TASK GOAL: In the listing below, locate the lines that hold the string "marker". Copy those lines.

SOURCE MATERIAL:
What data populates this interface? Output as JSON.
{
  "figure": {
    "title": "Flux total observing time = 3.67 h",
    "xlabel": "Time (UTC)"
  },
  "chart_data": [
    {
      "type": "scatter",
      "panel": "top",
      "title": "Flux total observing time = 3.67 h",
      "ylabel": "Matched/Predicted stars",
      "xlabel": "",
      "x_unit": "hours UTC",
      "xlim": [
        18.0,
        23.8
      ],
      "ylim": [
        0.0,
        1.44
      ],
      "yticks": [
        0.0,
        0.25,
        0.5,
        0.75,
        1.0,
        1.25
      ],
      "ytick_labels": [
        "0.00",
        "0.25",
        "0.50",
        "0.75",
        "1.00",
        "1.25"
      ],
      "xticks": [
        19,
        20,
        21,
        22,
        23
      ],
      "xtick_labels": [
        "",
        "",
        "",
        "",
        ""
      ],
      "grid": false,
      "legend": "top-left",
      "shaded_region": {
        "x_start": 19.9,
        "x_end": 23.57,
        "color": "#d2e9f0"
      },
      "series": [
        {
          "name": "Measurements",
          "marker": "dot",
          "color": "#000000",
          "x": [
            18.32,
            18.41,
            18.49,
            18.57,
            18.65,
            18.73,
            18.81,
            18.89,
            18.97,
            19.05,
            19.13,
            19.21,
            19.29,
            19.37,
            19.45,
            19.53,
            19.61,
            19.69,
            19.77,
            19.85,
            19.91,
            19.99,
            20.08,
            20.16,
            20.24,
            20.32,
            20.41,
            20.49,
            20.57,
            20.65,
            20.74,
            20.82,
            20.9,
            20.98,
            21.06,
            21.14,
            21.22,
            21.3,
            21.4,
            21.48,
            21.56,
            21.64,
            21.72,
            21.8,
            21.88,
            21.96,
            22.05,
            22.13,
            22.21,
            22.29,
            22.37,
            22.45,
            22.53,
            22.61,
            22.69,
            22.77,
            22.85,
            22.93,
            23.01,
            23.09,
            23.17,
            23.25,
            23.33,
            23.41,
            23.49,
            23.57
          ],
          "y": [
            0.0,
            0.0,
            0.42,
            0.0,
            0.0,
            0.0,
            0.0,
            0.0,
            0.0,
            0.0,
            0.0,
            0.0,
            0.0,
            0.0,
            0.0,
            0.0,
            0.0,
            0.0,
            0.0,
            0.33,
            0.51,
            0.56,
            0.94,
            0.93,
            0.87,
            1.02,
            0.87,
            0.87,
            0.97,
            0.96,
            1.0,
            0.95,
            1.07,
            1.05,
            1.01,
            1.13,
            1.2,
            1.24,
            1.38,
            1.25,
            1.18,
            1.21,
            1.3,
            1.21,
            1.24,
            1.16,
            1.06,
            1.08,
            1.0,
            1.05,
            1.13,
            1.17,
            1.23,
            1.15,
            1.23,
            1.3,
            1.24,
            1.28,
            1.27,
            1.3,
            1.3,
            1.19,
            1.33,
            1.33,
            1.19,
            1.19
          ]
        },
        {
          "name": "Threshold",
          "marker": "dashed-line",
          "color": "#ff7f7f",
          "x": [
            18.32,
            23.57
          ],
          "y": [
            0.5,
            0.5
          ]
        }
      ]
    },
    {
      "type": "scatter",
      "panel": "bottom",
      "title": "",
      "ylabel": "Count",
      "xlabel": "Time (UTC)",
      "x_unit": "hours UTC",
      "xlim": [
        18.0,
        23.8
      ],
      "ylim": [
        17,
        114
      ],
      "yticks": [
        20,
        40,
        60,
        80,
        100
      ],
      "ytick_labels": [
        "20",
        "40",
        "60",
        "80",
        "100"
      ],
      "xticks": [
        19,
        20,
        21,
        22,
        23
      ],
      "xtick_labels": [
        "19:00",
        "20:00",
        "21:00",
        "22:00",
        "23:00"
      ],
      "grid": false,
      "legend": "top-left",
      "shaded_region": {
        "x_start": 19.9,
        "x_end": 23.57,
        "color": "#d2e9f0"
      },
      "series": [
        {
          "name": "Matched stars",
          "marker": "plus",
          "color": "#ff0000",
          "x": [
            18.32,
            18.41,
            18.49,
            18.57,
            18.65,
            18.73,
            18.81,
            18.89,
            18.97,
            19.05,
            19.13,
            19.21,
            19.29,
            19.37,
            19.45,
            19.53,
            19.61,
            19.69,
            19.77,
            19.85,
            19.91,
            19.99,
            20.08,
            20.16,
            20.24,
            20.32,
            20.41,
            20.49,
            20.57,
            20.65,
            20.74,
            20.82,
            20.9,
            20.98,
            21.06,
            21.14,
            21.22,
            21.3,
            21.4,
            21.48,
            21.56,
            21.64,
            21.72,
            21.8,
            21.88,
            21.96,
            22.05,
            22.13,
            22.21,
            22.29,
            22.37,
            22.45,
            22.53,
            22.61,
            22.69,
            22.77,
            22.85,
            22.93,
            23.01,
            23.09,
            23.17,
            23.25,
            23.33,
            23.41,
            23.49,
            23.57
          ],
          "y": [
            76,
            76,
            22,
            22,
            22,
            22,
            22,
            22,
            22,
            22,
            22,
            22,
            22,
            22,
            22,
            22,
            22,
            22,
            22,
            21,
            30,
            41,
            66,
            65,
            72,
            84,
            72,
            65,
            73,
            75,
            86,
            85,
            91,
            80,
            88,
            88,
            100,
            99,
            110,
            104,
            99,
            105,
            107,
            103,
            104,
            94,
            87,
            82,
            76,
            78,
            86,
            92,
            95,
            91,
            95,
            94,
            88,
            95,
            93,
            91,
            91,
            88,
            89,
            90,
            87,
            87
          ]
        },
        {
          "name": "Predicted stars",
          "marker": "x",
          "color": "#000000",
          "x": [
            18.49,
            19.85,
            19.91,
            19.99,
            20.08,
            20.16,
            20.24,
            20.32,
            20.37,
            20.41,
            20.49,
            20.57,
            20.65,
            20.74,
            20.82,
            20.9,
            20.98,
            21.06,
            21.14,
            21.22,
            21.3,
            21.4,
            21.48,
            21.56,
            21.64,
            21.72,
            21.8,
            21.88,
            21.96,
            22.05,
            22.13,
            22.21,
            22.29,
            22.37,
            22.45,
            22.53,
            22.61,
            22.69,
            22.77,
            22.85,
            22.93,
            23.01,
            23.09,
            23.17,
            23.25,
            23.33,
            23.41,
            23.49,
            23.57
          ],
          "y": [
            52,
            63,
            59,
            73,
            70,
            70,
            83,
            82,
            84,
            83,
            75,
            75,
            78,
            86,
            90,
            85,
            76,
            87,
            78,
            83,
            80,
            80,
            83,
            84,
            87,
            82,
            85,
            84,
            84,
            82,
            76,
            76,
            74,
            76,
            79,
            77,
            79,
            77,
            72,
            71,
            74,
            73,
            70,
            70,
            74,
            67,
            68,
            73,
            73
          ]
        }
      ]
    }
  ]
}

WRITTEN ANSWER:
          "marker": "dot",
          "marker": "dashed-line",
          "marker": "plus",
          "marker": "x",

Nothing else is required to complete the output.